Output the entries below exactly as written, omitting pictures.

────────

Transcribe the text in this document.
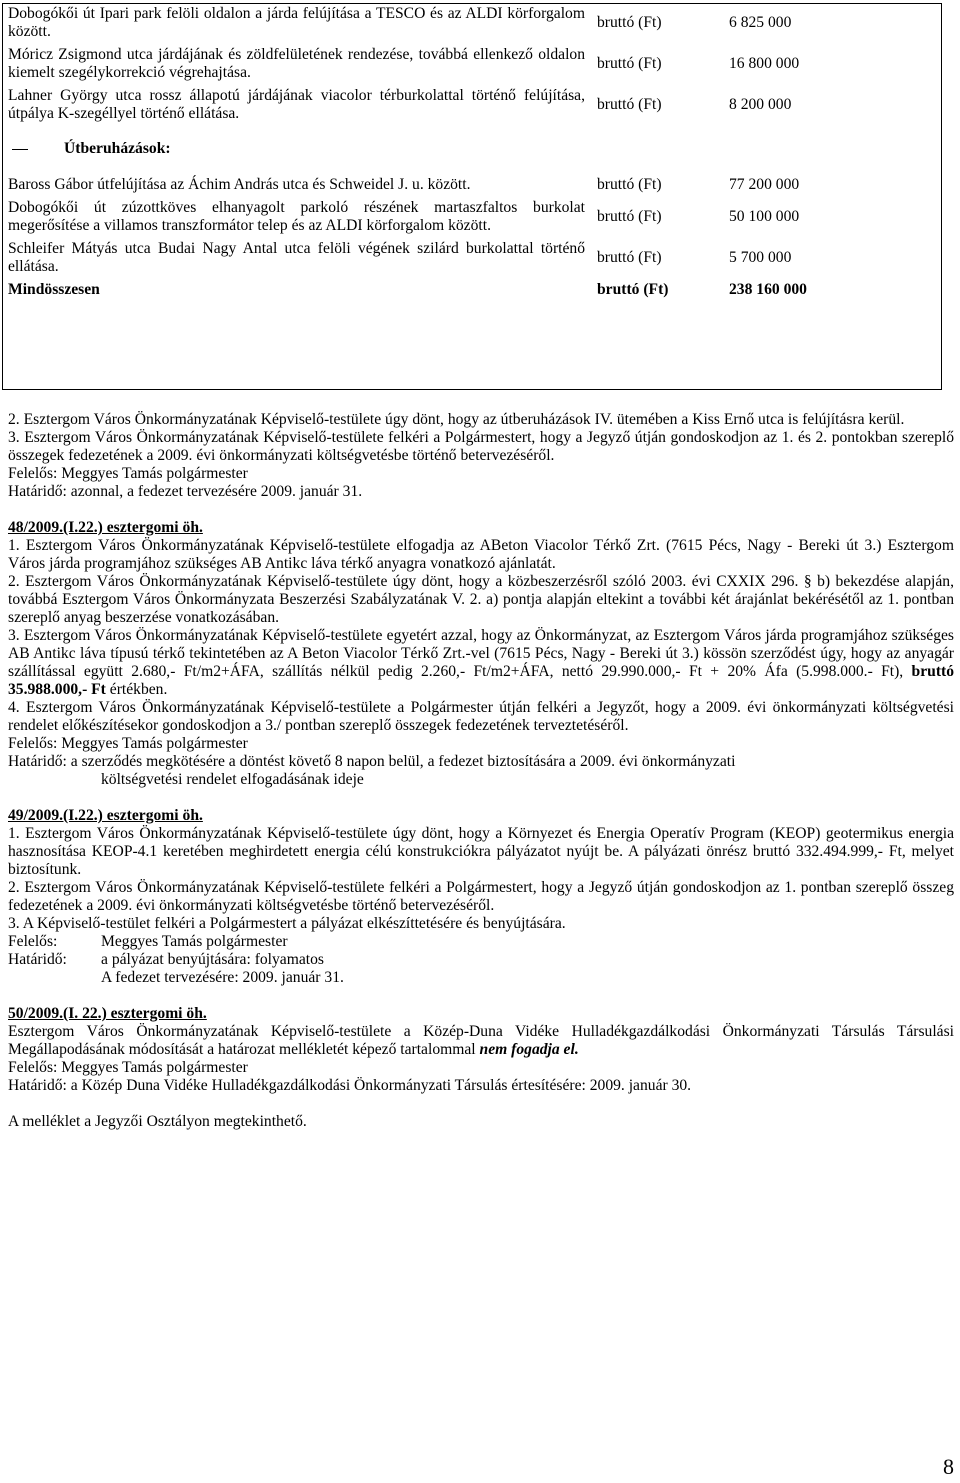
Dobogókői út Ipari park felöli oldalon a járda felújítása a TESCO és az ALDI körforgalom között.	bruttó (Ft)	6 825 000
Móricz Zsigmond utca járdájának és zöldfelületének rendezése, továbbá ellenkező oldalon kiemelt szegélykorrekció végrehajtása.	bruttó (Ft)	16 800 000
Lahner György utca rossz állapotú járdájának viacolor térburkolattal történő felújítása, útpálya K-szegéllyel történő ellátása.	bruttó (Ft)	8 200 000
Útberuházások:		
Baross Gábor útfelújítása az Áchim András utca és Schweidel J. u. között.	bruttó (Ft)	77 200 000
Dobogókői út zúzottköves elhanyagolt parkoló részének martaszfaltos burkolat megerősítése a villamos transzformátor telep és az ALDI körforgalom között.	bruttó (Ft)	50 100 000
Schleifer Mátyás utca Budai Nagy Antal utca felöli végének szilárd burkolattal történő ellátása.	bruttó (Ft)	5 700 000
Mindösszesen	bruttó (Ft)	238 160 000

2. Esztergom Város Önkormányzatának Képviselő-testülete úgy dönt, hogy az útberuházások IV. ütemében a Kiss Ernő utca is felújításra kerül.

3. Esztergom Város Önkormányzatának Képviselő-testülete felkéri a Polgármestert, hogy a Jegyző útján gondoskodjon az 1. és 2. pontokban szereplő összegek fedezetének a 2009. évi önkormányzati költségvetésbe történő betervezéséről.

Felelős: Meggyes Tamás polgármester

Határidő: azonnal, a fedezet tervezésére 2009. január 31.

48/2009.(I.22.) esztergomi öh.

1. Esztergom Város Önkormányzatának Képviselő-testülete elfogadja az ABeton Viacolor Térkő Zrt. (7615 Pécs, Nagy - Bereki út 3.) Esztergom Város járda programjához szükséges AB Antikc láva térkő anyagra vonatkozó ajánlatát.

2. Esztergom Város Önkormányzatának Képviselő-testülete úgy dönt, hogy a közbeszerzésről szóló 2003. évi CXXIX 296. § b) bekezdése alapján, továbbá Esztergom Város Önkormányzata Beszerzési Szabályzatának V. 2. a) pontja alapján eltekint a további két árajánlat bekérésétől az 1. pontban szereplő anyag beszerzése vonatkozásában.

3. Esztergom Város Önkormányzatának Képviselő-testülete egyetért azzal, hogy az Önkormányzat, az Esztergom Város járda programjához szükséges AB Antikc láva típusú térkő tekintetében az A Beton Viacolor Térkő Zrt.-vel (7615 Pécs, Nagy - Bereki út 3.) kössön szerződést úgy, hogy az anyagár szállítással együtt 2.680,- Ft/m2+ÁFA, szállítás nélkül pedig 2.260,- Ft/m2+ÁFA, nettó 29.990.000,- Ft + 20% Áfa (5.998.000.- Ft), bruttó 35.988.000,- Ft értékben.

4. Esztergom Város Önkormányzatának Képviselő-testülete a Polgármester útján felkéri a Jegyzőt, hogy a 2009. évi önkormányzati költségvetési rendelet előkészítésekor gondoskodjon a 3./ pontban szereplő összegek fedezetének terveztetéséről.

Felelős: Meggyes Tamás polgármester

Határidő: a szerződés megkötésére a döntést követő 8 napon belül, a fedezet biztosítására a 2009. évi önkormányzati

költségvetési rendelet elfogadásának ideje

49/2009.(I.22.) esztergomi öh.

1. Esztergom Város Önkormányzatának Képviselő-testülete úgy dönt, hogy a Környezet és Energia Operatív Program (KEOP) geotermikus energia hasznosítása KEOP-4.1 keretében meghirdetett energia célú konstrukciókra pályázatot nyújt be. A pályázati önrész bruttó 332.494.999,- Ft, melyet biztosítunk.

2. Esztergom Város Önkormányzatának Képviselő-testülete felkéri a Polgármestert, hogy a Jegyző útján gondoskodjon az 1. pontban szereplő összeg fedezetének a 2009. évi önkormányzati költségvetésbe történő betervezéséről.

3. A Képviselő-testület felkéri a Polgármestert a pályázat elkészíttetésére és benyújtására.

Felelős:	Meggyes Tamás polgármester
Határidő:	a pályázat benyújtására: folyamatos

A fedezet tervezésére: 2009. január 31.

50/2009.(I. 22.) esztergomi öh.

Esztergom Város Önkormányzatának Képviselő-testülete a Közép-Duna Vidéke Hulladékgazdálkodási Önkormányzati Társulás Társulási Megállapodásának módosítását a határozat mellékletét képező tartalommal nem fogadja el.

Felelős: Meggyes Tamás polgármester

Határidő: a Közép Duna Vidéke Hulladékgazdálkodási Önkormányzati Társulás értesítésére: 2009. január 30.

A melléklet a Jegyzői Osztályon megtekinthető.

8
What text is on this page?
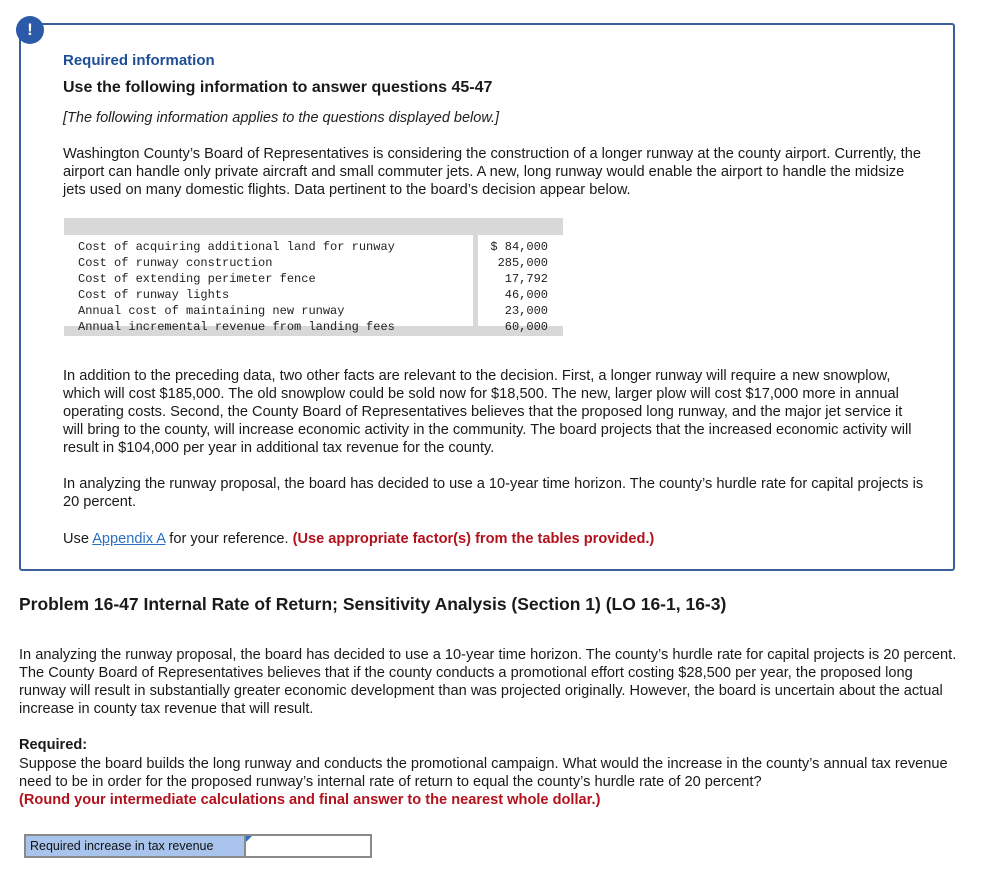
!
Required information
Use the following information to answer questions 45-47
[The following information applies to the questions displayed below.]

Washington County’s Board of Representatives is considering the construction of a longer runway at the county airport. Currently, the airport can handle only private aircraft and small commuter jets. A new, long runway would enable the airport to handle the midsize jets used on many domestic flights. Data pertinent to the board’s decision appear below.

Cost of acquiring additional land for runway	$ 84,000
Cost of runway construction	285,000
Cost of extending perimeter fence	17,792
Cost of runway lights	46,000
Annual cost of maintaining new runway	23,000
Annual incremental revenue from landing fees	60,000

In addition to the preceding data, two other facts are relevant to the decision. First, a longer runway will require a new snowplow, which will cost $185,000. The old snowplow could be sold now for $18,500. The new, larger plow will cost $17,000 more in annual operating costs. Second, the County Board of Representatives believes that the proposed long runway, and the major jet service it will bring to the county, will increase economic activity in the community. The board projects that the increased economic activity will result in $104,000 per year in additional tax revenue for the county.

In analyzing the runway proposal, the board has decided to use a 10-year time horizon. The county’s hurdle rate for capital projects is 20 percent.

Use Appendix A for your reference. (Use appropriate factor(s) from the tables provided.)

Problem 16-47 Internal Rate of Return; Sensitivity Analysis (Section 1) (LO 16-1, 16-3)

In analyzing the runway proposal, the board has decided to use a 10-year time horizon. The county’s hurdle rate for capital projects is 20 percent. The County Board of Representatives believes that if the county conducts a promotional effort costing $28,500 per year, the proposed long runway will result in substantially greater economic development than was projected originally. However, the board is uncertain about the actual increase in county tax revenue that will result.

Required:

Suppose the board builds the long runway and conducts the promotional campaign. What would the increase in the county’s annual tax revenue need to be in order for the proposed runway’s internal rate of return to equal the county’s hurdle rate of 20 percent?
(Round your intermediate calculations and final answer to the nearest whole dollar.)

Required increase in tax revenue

────────

Task result:
Transcribe the text in this document.
Dobogókői út Ipari park felöli oldalon a járda felújítása a TESCO és az ALDI körforgalom között.	bruttó (Ft)	6 825 000
Móricz Zsigmond utca járdájának és zöldfelületének rendezése, továbbá ellenkező oldalon kiemelt szegélykorrekció végrehajtása.	bruttó (Ft)	16 800 000
Lahner György utca rossz állapotú járdájának viacolor térburkolattal történő felújítása, útpálya K-szegéllyel történő ellátása.	bruttó (Ft)	8 200 000
Útberuházások:		
Baross Gábor útfelújítása az Áchim András utca és Schweidel J. u. között.	bruttó (Ft)	77 200 000
Dobogókői út zúzottköves elhanyagolt parkoló részének martaszfaltos burkolat megerősítése a villamos transzformátor telep és az ALDI körforgalom között.	bruttó (Ft)	50 100 000
Schleifer Mátyás utca Budai Nagy Antal utca felöli végének szilárd burkolattal történő ellátása.	bruttó (Ft)	5 700 000
Mindösszesen	bruttó (Ft)	238 160 000

2. Esztergom Város Önkormányzatának Képviselő-testülete úgy dönt, hogy az útberuházások IV. ütemében a Kiss Ernő utca is felújításra kerül.

3. Esztergom Város Önkormányzatának Képviselő-testülete felkéri a Polgármestert, hogy a Jegyző útján gondoskodjon az 1. és 2. pontokban szereplő összegek fedezetének a 2009. évi önkormányzati költségvetésbe történő betervezéséről.

Felelős: Meggyes Tamás polgármester

Határidő: azonnal, a fedezet tervezésére 2009. január 31.

48/2009.(I.22.) esztergomi öh.

1. Esztergom Város Önkormányzatának Képviselő-testülete elfogadja az ABeton Viacolor Térkő Zrt. (7615 Pécs, Nagy - Bereki út 3.) Esztergom Város járda programjához szükséges AB Antikc láva térkő anyagra vonatkozó ajánlatát.

2. Esztergom Város Önkormányzatának Képviselő-testülete úgy dönt, hogy a közbeszerzésről szóló 2003. évi CXXIX 296. § b) bekezdése alapján, továbbá Esztergom Város Önkormányzata Beszerzési Szabályzatának V. 2. a) pontja alapján eltekint a további két árajánlat bekérésétől az 1. pontban szereplő anyag beszerzése vonatkozásában.

3. Esztergom Város Önkormányzatának Képviselő-testülete egyetért azzal, hogy az Önkormányzat, az Esztergom Város járda programjához szükséges AB Antikc láva típusú térkő tekintetében az A Beton Viacolor Térkő Zrt.-vel (7615 Pécs, Nagy - Bereki út 3.) kössön szerződést úgy, hogy az anyagár szállítással együtt 2.680,- Ft/m2+ÁFA, szállítás nélkül pedig 2.260,- Ft/m2+ÁFA, nettó 29.990.000,- Ft + 20% Áfa (5.998.000.- Ft), bruttó 35.988.000,- Ft értékben.

4. Esztergom Város Önkormányzatának Képviselő-testülete a Polgármester útján felkéri a Jegyzőt, hogy a 2009. évi önkormányzati költségvetési rendelet előkészítésekor gondoskodjon a 3./ pontban szereplő összegek fedezetének terveztetéséről.

Felelős: Meggyes Tamás polgármester

Határidő: a szerződés megkötésére a döntést követő 8 napon belül, a fedezet biztosítására a 2009. évi önkormányzati

költségvetési rendelet elfogadásának ideje

49/2009.(I.22.) esztergomi öh.

1. Esztergom Város Önkormányzatának Képviselő-testülete úgy dönt, hogy a Környezet és Energia Operatív Program (KEOP) geotermikus energia hasznosítása KEOP-4.1 keretében meghirdetett energia célú konstrukciókra pályázatot nyújt be. A pályázati önrész bruttó 332.494.999,- Ft, melyet biztosítunk.

2. Esztergom Város Önkormányzatának Képviselő-testülete felkéri a Polgármestert, hogy a Jegyző útján gondoskodjon az 1. pontban szereplő összeg fedezetének a 2009. évi önkormányzati költségvetésbe történő betervezéséről.

3. A Képviselő-testület felkéri a Polgármestert a pályázat elkészíttetésére és benyújtására.

Felelős:	Meggyes Tamás polgármester
Határidő:	a pályázat benyújtására: folyamatos

A fedezet tervezésére: 2009. január 31.

50/2009.(I. 22.) esztergomi öh.

Esztergom Város Önkormányzatának Képviselő-testülete a Közép-Duna Vidéke Hulladékgazdálkodási Önkormányzati Társulás Társulási Megállapodásának módosítását a határozat mellékletét képező tartalommal nem fogadja el.

Felelős: Meggyes Tamás polgármester

Határidő: a Közép Duna Vidéke Hulladékgazdálkodási Önkormányzati Társulás értesítésére: 2009. január 30.

A melléklet a Jegyzői Osztályon megtekinthető.

8
What text is on this page?
!
Required information
Use the following information to answer questions 45-47
[The following information applies to the questions displayed below.]

Washington County’s Board of Representatives is considering the construction of a longer runway at the county airport. Currently, the airport can handle only private aircraft and small commuter jets. A new, long runway would enable the airport to handle the midsize jets used on many domestic flights. Data pertinent to the board’s decision appear below.

Cost of acquiring additional land for runway	$ 84,000
Cost of runway construction	285,000
Cost of extending perimeter fence	17,792
Cost of runway lights	46,000
Annual cost of maintaining new runway	23,000
Annual incremental revenue from landing fees	60,000

In addition to the preceding data, two other facts are relevant to the decision. First, a longer runway will require a new snowplow, which will cost $185,000. The old snowplow could be sold now for $18,500. The new, larger plow will cost $17,000 more in annual operating costs. Second, the County Board of Representatives believes that the proposed long runway, and the major jet service it will bring to the county, will increase economic activity in the community. The board projects that the increased economic activity will result in $104,000 per year in additional tax revenue for the county.

In analyzing the runway proposal, the board has decided to use a 10-year time horizon. The county’s hurdle rate for capital projects is 20 percent.

Use Appendix A for your reference. (Use appropriate factor(s) from the tables provided.)

Problem 16-47 Internal Rate of Return; Sensitivity Analysis (Section 1) (LO 16-1, 16-3)

In analyzing the runway proposal, the board has decided to use a 10-year time horizon. The county’s hurdle rate for capital projects is 20 percent. The County Board of Representatives believes that if the county conducts a promotional effort costing $28,500 per year, the proposed long runway will result in substantially greater economic development than was projected originally. However, the board is uncertain about the actual increase in county tax revenue that will result.

Required:

Suppose the board builds the long runway and conducts the promotional campaign. What would the increase in the county’s annual tax revenue need to be in order for the proposed runway’s internal rate of return to equal the county’s hurdle rate of 20 percent?
(Round your intermediate calculations and final answer to the nearest whole dollar.)

Required increase in tax revenue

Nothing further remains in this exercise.